#### [Exercise]
Below is a block of records: output all of them exactly and leave out the pictures.
================================
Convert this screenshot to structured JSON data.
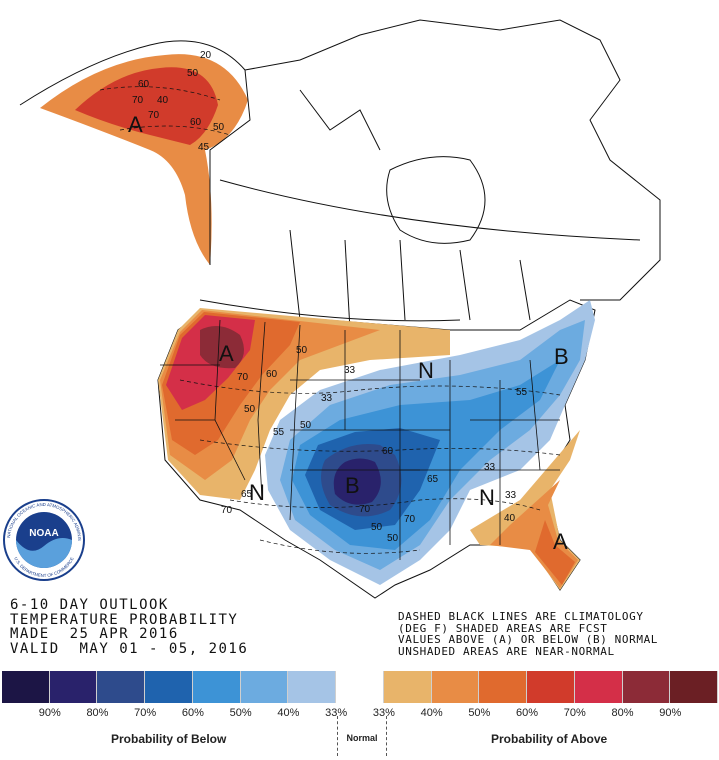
{
  "title": {
    "line1": "6-10 DAY OUTLOOK",
    "line2": "TEMPERATURE PROBABILITY",
    "line3": "MADE  25 APR 2016",
    "line4": "VALID  MAY 01 - 05, 2016"
  },
  "notes": {
    "line1": "DASHED BLACK LINES ARE CLIMATOLOGY",
    "line2": "(DEG F) SHADED AREAS ARE FCST",
    "line3": "VALUES ABOVE (A) OR BELOW (B) NORMAL",
    "line4": "UNSHADED AREAS ARE NEAR-NORMAL"
  },
  "legend": {
    "colors": [
      "#1c1545",
      "#29226b",
      "#2e4b8c",
      "#1f63ae",
      "#3d93d6",
      "#6cabe0",
      "#a5c4e6",
      "#ffffff",
      "#e8b46a",
      "#e88c45",
      "#e06a2e",
      "#d13b2b",
      "#d42f48",
      "#8c2b37",
      "#6b1f24"
    ],
    "ticks": [
      "90%",
      "80%",
      "70%",
      "60%",
      "50%",
      "40%",
      "33%",
      "33%",
      "40%",
      "50%",
      "60%",
      "70%",
      "80%",
      "90%"
    ],
    "below_label": "Probability of Below",
    "normal_label": "Normal",
    "above_label": "Probability of Above"
  },
  "map": {
    "region_labels": {
      "alaska_a": "A",
      "northwest_a": "A",
      "central_b": "B",
      "northeast_b": "B",
      "southeast_a": "A",
      "southwest_n": "N",
      "greatlakes_n": "N",
      "southeast_n": "N"
    },
    "contour_labels": [
      "60",
      "50",
      "70",
      "40",
      "70",
      "60",
      "50",
      "45",
      "20",
      "50",
      "70",
      "60",
      "50",
      "33",
      "55",
      "50",
      "65",
      "70",
      "33",
      "55",
      "60",
      "65",
      "70",
      "50",
      "50",
      "70",
      "33",
      "33",
      "40"
    ]
  },
  "logo": {
    "text": "NOAA",
    "ring_text": "NATIONAL OCEANIC AND ATMOSPHERIC ADMINISTRATION",
    "ring_text_bottom": "U.S. DEPARTMENT OF COMMERCE"
  }
}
================================
#### [Final result]
Convert this screenshot to structured JSON data.
{
  "title": {
    "line1": "6-10 DAY OUTLOOK",
    "line2": "TEMPERATURE PROBABILITY",
    "line3": "MADE  25 APR 2016",
    "line4": "VALID  MAY 01 - 05, 2016"
  },
  "notes": {
    "line1": "DASHED BLACK LINES ARE CLIMATOLOGY",
    "line2": "(DEG F) SHADED AREAS ARE FCST",
    "line3": "VALUES ABOVE (A) OR BELOW (B) NORMAL",
    "line4": "UNSHADED AREAS ARE NEAR-NORMAL"
  },
  "legend": {
    "colors": [
      "#1c1545",
      "#29226b",
      "#2e4b8c",
      "#1f63ae",
      "#3d93d6",
      "#6cabe0",
      "#a5c4e6",
      "#ffffff",
      "#e8b46a",
      "#e88c45",
      "#e06a2e",
      "#d13b2b",
      "#d42f48",
      "#8c2b37",
      "#6b1f24"
    ],
    "ticks": [
      "90%",
      "80%",
      "70%",
      "60%",
      "50%",
      "40%",
      "33%",
      "33%",
      "40%",
      "50%",
      "60%",
      "70%",
      "80%",
      "90%"
    ],
    "below_label": "Probability of Below",
    "normal_label": "Normal",
    "above_label": "Probability of Above"
  },
  "map": {
    "region_labels": {
      "alaska_a": "A",
      "northwest_a": "A",
      "central_b": "B",
      "northeast_b": "B",
      "southeast_a": "A",
      "southwest_n": "N",
      "greatlakes_n": "N",
      "southeast_n": "N"
    },
    "contour_labels": [
      "60",
      "50",
      "70",
      "40",
      "70",
      "60",
      "50",
      "45",
      "20",
      "50",
      "70",
      "60",
      "50",
      "33",
      "55",
      "50",
      "65",
      "70",
      "33",
      "55",
      "60",
      "65",
      "70",
      "50",
      "50",
      "70",
      "33",
      "33",
      "40"
    ]
  },
  "logo": {
    "text": "NOAA",
    "ring_text": "NATIONAL OCEANIC AND ATMOSPHERIC ADMINISTRATION",
    "ring_text_bottom": "U.S. DEPARTMENT OF COMMERCE"
  }
}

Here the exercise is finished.